**THE REQUEST**. Sift the material for lines containing "Policy", and return them.

[Data entries]
>>>>
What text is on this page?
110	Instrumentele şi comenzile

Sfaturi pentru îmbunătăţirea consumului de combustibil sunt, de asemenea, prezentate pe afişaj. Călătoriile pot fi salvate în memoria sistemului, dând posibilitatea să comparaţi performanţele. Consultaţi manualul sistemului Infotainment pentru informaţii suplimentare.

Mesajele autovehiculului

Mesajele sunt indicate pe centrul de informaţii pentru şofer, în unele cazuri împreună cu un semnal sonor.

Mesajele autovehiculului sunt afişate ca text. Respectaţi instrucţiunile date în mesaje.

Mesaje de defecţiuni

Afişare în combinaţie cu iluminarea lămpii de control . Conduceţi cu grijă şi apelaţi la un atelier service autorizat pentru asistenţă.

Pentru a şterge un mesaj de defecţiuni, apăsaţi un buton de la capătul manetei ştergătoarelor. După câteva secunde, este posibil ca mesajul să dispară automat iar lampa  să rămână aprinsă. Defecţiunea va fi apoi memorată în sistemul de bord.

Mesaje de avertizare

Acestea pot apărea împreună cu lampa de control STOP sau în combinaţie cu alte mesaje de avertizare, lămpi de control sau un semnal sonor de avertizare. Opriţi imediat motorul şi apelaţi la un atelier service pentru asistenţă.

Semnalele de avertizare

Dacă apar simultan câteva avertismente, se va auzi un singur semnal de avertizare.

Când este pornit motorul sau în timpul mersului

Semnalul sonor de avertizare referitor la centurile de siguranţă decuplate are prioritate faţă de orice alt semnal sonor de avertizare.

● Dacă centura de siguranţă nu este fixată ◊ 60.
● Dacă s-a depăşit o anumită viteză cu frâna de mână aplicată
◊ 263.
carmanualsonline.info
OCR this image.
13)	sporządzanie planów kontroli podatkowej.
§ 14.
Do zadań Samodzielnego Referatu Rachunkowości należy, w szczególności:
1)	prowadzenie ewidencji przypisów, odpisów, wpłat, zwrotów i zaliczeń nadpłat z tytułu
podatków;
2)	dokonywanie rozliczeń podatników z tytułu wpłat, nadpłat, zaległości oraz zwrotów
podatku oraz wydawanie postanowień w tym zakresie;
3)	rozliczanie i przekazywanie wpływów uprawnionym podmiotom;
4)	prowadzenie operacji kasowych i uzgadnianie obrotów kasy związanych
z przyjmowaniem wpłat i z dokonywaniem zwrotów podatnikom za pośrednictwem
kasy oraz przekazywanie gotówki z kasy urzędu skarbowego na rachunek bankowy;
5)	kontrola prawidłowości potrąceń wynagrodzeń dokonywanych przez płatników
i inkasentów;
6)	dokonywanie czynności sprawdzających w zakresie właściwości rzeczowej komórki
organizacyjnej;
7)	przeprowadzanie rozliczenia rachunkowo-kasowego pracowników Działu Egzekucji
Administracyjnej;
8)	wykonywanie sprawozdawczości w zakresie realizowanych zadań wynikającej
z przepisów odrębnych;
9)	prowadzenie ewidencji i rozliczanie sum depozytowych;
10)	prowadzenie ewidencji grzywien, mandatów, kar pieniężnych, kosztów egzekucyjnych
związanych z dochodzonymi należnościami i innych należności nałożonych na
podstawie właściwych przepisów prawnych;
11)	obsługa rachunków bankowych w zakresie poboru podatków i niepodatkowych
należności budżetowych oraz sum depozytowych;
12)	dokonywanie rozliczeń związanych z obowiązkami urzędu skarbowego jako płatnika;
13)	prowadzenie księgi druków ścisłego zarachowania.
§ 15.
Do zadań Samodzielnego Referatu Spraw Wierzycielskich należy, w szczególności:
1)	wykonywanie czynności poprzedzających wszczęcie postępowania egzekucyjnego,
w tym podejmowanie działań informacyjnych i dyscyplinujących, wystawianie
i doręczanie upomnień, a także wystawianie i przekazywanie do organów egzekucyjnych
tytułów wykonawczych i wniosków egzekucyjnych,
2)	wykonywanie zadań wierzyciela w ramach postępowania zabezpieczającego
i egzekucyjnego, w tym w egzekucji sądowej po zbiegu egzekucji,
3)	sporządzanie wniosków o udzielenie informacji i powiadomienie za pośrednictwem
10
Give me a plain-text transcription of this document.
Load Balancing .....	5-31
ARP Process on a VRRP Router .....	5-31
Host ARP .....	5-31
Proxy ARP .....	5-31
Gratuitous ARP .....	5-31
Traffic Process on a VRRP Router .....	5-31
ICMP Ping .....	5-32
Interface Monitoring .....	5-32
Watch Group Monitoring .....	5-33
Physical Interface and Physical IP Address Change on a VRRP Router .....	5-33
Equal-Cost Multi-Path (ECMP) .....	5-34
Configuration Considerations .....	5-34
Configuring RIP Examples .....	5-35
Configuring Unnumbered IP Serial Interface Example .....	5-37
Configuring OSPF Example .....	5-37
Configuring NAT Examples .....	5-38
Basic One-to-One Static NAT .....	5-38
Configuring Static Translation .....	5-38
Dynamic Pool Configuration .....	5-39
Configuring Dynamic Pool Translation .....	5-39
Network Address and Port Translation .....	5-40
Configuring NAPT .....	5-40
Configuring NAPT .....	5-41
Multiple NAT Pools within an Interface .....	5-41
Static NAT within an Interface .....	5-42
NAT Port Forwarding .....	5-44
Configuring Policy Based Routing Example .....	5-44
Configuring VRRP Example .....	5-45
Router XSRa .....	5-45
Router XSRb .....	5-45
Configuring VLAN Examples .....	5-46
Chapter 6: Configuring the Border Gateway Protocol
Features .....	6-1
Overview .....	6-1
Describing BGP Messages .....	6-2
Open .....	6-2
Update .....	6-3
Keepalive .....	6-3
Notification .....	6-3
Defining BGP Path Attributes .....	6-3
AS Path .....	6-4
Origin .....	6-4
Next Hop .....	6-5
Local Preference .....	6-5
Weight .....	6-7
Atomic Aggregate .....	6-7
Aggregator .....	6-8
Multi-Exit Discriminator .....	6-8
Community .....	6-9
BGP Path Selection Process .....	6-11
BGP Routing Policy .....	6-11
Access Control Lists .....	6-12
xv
<<<<
**RESPONSE TO THE TASK**.
Configuring Policy Based Routing Example .....	5-44
BGP Routing Policy .....	6-11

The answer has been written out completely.